• **Task input**:
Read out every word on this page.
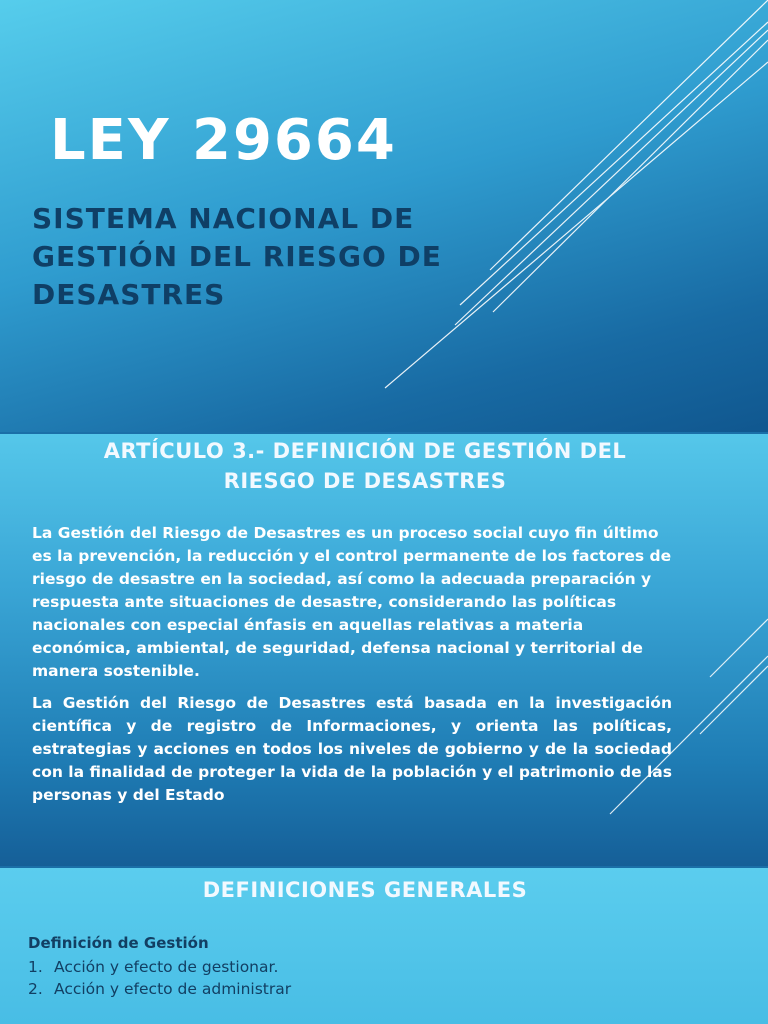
LEY 29664
SISTEMA NACIONAL DE GESTIÓN DEL RIESGO DE DESASTRES
ARTÍCULO 3.- DEFINICIÓN DE GESTIÓN DEL RIESGO DE DESASTRES

La Gestión del Riesgo de Desastres es un proceso social cuyo fin último es la prevención, la reducción y el control permanente de los factores de riesgo de desastre en la sociedad, así como la adecuada preparación y respuesta ante situaciones de desastre, considerando las políticas nacionales con especial énfasis en aquellas relativas a materia económica, ambiental, de seguridad, defensa nacional y territorial de manera sostenible.

La Gestión del Riesgo de Desastres está basada en la investigación científica y de registro de Informaciones, y orienta las políticas, estrategias y acciones en todos los niveles de gobierno y de la sociedad con la finalidad de proteger la vida de la población y el patrimonio de las personas y del Estado

DEFINICIONES GENERALES
Definición de Gestión
1. Acción y efecto de gestionar.
2. Acción y efecto de administrar
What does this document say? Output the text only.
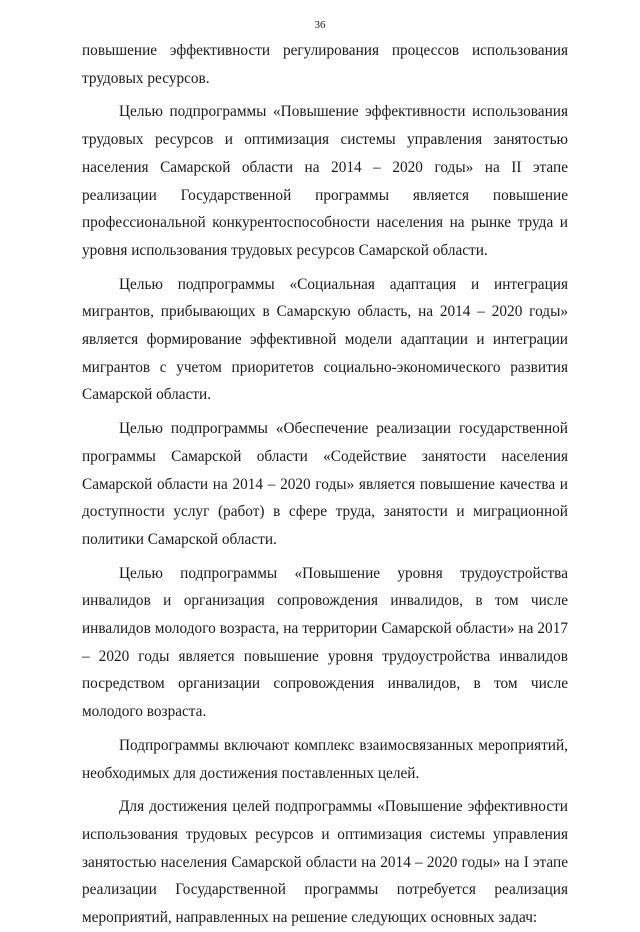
36

повышение эффективности регулирования процессов использования трудовых ресурсов.

Целью подпрограммы «Повышение эффективности использования трудовых ресурсов и оптимизация системы управления занятостью населения Самарской области на 2014 – 2020 годы» на II этапе реализации Государственной программы является повышение профессиональной конкурентоспособности населения на рынке труда и уровня использования трудовых ресурсов Самарской области.

Целью подпрограммы «Социальная адаптация и интеграция мигрантов, прибывающих в Самарскую область, на 2014 – 2020 годы» является формирование эффективной модели адаптации и интеграции мигрантов с учетом приоритетов социально-экономического развития Самарской области.

Целью подпрограммы «Обеспечение реализации государственной программы Самарской области «Содействие занятости населения Самарской области на 2014 – 2020 годы» является повышение качества и доступности услуг (работ) в сфере труда, занятости и миграционной политики Самарской области.

Целью подпрограммы «Повышение уровня трудоустройства инвалидов и организация сопровождения инвалидов, в том числе инвалидов молодого возраста, на территории Самарской области» на 2017 – 2020 годы является повышение уровня трудоустройства инвалидов посредством организации сопровождения инвалидов, в том числе молодого возраста.

Подпрограммы включают комплекс взаимосвязанных мероприятий, необходимых для достижения поставленных целей.

Для достижения целей подпрограммы «Повышение эффективности использования трудовых ресурсов и оптимизация системы управления занятостью населения Самарской области на 2014 – 2020 годы» на I этапе реализации Государственной программы потребуется реализация мероприятий, направленных на решение следующих основных задач:
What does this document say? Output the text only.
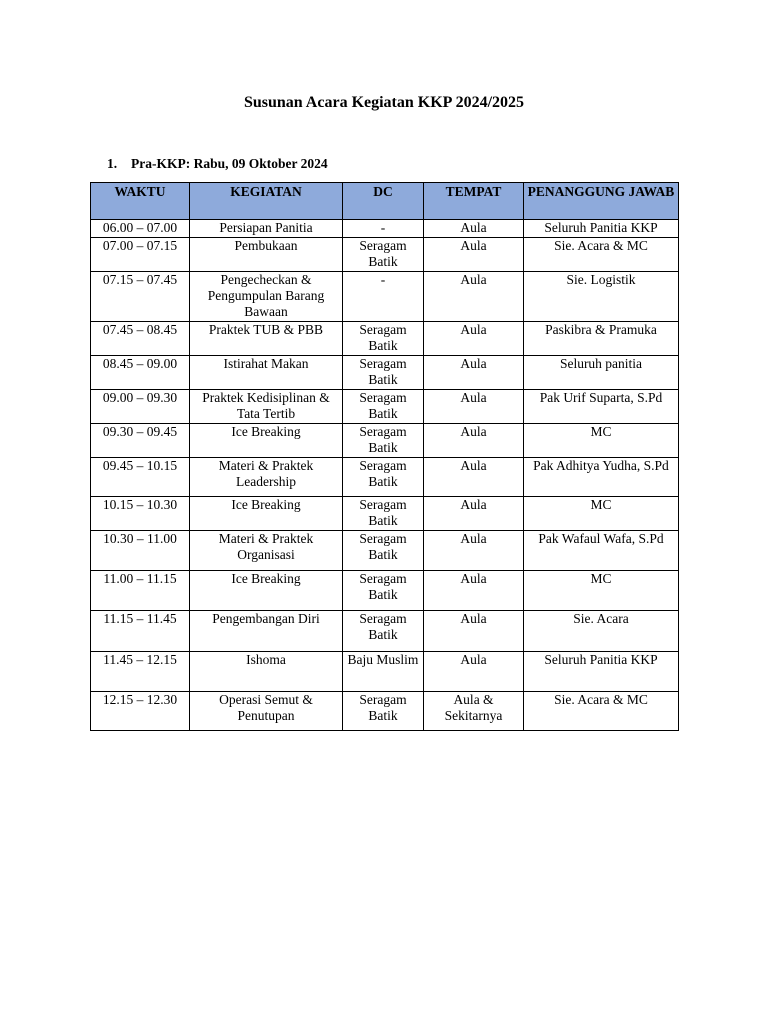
Susunan Acara Kegiatan KKP 2024/2025
1. Pra-KKP: Rabu, 09 Oktober 2024
WAKTU	KEGIATAN	DC	TEMPAT	PENANGGUNG JAWAB
06.00 – 07.00	Persiapan Panitia	-	Aula	Seluruh Panitia KKP
07.00 – 07.15	Pembukaan	Seragam Batik	Aula	Sie. Acara & MC
07.15 – 07.45	Pengecheckan & Pengumpulan Barang Bawaan	-	Aula	Sie. Logistik
07.45 – 08.45	Praktek TUB & PBB	Seragam Batik	Aula	Paskibra & Pramuka
08.45 – 09.00	Istirahat Makan	Seragam Batik	Aula	Seluruh panitia
09.00 – 09.30	Praktek Kedisiplinan & Tata Tertib	Seragam Batik	Aula	Pak Urif Suparta, S.Pd
09.30 – 09.45	Ice Breaking	Seragam Batik	Aula	MC
09.45 – 10.15	Materi & Praktek Leadership	Seragam Batik	Aula	Pak Adhitya Yudha, S.Pd
10.15 – 10.30	Ice Breaking	Seragam Batik	Aula	MC
10.30 – 11.00	Materi & Praktek Organisasi	Seragam Batik	Aula	Pak Wafaul Wafa, S.Pd
11.00 – 11.15	Ice Breaking	Seragam Batik	Aula	MC
11.15 – 11.45	Pengembangan Diri	Seragam Batik	Aula	Sie. Acara
11.45 – 12.15	Ishoma	Baju Muslim	Aula	Seluruh Panitia KKP
12.15 – 12.30	Operasi Semut & Penutupan	Seragam Batik	Aula & Sekitarnya	Sie. Acara & MC
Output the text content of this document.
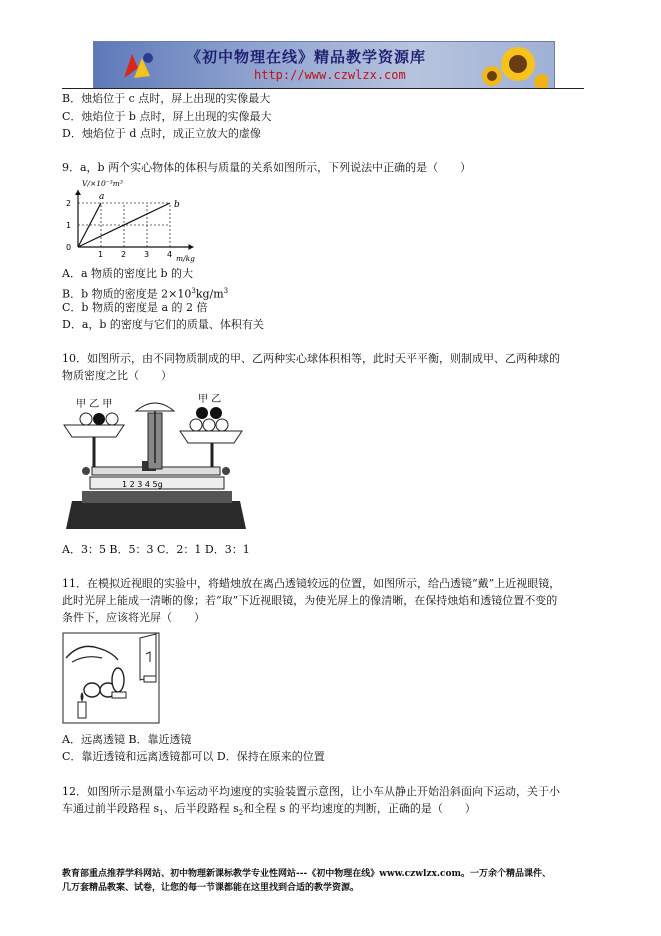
《初中物理在线》精品教学资源库
http://www.czwlzx.com
B．烛焰位于 c 点时，屏上出现的实像最大
C．烛焰位于 b 点时，屏上出现的实像最大
D．烛焰位于 d 点时，成正立放大的虚像
9．a，b 两个实心物体的体积与质量的关系如图所示，下列说法中正确的是（　　）
a
b
1 2 3 4
0
1
2
V/×10⁻³m³
m/kg
A．a 物质的密度比 b 的大
B．b 物质的密度是 $2\times 10^3kg/m^3$
C．b 物质的密度是 a 的 2 倍
D．a，b 的密度与它们的质量、体积有关
10．如图所示，由不同物质制成的甲、乙两种实心球体积相等，此时天平平衡，则制成甲、乙两种球的
物质密度之比（　　）
1 2 3 4 5g
甲 乙 甲	甲 乙
A．3：5 B．5：3 C．2：1 D．3：1
11．在模拟近视眼的实验中，将蜡烛放在离凸透镜较远的位置，如图所示，给凸透镜“戴”上近视眼镜，
此时光屏上能成一清晰的像；若“取”下近视眼镜，为使光屏上的像清晰，在保持烛焰和透镜位置不变的
条件下，应该将光屏（　　）
A．远离透镜 B．靠近透镜
C．靠近透镜和远离透镜都可以 D．保持在原来的位置
12．如图所示是测量小车运动平均速度的实验装置示意图，让小车从静止开始沿斜面向下运动，关于小
车通过前半段路程 $s_1$、后半段路程 $s_2$和全程 s 的平均速度的判断，正确的是（　　）
教育部重点推荐学科网站、初中物理新课标教学专业性网站---《初中物理在线》www.czwlzx.com。一万余个精品课件、
几万套精品教案、试卷，让您的每一节课都能在这里找到合适的教学资源。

• **Given problem**:
Images in the records should not be copied. Repeat all the rest exactly.

• **Full solution**:
Read out every word on this page.
LEY 29664
SISTEMA NACIONAL DE GESTIÓN DEL RIESGO DE DESASTRES
ARTÍCULO 3.- DEFINICIÓN DE GESTIÓN DEL RIESGO DE DESASTRES

La Gestión del Riesgo de Desastres es un proceso social cuyo fin último es la prevención, la reducción y el control permanente de los factores de riesgo de desastre en la sociedad, así como la adecuada preparación y respuesta ante situaciones de desastre, considerando las políticas nacionales con especial énfasis en aquellas relativas a materia económica, ambiental, de seguridad, defensa nacional y territorial de manera sostenible.

La Gestión del Riesgo de Desastres está basada en la investigación científica y de registro de Informaciones, y orienta las políticas, estrategias y acciones en todos los niveles de gobierno y de la sociedad con la finalidad de proteger la vida de la población y el patrimonio de las personas y del Estado

DEFINICIONES GENERALES
Definición de Gestión
1. Acción y efecto de gestionar.
2. Acción y efecto de administrar
What does this document say? Output the text only.
36

повышение эффективности регулирования процессов использования трудовых ресурсов.

Целью подпрограммы «Повышение эффективности использования трудовых ресурсов и оптимизация системы управления занятостью населения Самарской области на 2014 – 2020 годы» на II этапе реализации Государственной программы является повышение профессиональной конкурентоспособности населения на рынке труда и уровня использования трудовых ресурсов Самарской области.

Целью подпрограммы «Социальная адаптация и интеграция мигрантов, прибывающих в Самарскую область, на 2014 – 2020 годы» является формирование эффективной модели адаптации и интеграции мигрантов с учетом приоритетов социально-экономического развития Самарской области.

Целью подпрограммы «Обеспечение реализации государственной программы Самарской области «Содействие занятости населения Самарской области на 2014 – 2020 годы» является повышение качества и доступности услуг (работ) в сфере труда, занятости и миграционной политики Самарской области.

Целью подпрограммы «Повышение уровня трудоустройства инвалидов и организация сопровождения инвалидов, в том числе инвалидов молодого возраста, на территории Самарской области» на 2017 – 2020 годы является повышение уровня трудоустройства инвалидов посредством организации сопровождения инвалидов, в том числе молодого возраста.

Подпрограммы включают комплекс взаимосвязанных мероприятий, необходимых для достижения поставленных целей.

Для достижения целей подпрограммы «Повышение эффективности использования трудовых ресурсов и оптимизация системы управления занятостью населения Самарской области на 2014 – 2020 годы» на I этапе реализации Государственной программы потребуется реализация мероприятий, направленных на решение следующих основных задач:
What does this document say? Output the text only.
Susunan Acara Kegiatan KKP 2024/2025
1. Pra-KKP: Rabu, 09 Oktober 2024
WAKTU	KEGIATAN	DC	TEMPAT	PENANGGUNG JAWAB
06.00 – 07.00	Persiapan Panitia	-	Aula	Seluruh Panitia KKP
07.00 – 07.15	Pembukaan	Seragam Batik	Aula	Sie. Acara & MC
07.15 – 07.45	Pengecheckan & Pengumpulan Barang Bawaan	-	Aula	Sie. Logistik
07.45 – 08.45	Praktek TUB & PBB	Seragam Batik	Aula	Paskibra & Pramuka
08.45 – 09.00	Istirahat Makan	Seragam Batik	Aula	Seluruh panitia
09.00 – 09.30	Praktek Kedisiplinan & Tata Tertib	Seragam Batik	Aula	Pak Urif Suparta, S.Pd
09.30 – 09.45	Ice Breaking	Seragam Batik	Aula	MC
09.45 – 10.15	Materi & Praktek Leadership	Seragam Batik	Aula	Pak Adhitya Yudha, S.Pd
10.15 – 10.30	Ice Breaking	Seragam Batik	Aula	MC
10.30 – 11.00	Materi & Praktek Organisasi	Seragam Batik	Aula	Pak Wafaul Wafa, S.Pd
11.00 – 11.15	Ice Breaking	Seragam Batik	Aula	MC
11.15 – 11.45	Pengembangan Diri	Seragam Batik	Aula	Sie. Acara
11.45 – 12.15	Ishoma	Baju Muslim	Aula	Seluruh Panitia KKP
12.15 – 12.30	Operasi Semut & Penutupan	Seragam Batik	Aula & Sekitarnya	Sie. Acara & MC
Output the text content of this document.
《初中物理在线》精品教学资源库
http://www.czwlzx.com
B．烛焰位于 c 点时，屏上出现的实像最大
C．烛焰位于 b 点时，屏上出现的实像最大
D．烛焰位于 d 点时，成正立放大的虚像
9．a，b 两个实心物体的体积与质量的关系如图所示，下列说法中正确的是（　　）
a
b
1 2 3 4
0
1
2
V/×10⁻³m³
m/kg
A．a 物质的密度比 b 的大
B．b 物质的密度是 $2\times 10^3kg/m^3$
C．b 物质的密度是 a 的 2 倍
D．a，b 的密度与它们的质量、体积有关
10．如图所示，由不同物质制成的甲、乙两种实心球体积相等，此时天平平衡，则制成甲、乙两种球的
物质密度之比（　　）
1 2 3 4 5g
甲 乙 甲	甲 乙
A．3：5 B．5：3 C．2：1 D．3：1
11．在模拟近视眼的实验中，将蜡烛放在离凸透镜较远的位置，如图所示，给凸透镜“戴”上近视眼镜，
此时光屏上能成一清晰的像；若“取”下近视眼镜，为使光屏上的像清晰，在保持烛焰和透镜位置不变的
条件下，应该将光屏（　　）
A．远离透镜 B．靠近透镜
C．靠近透镜和远离透镜都可以 D．保持在原来的位置
12．如图所示是测量小车运动平均速度的实验装置示意图，让小车从静止开始沿斜面向下运动，关于小
车通过前半段路程 $s_1$、后半段路程 $s_2$和全程 s 的平均速度的判断，正确的是（　　）
教育部重点推荐学科网站、初中物理新课标教学专业性网站---《初中物理在线》www.czwlzx.com。一万余个精品课件、
几万套精品教案、试卷，让您的每一节课都能在这里找到合适的教学资源。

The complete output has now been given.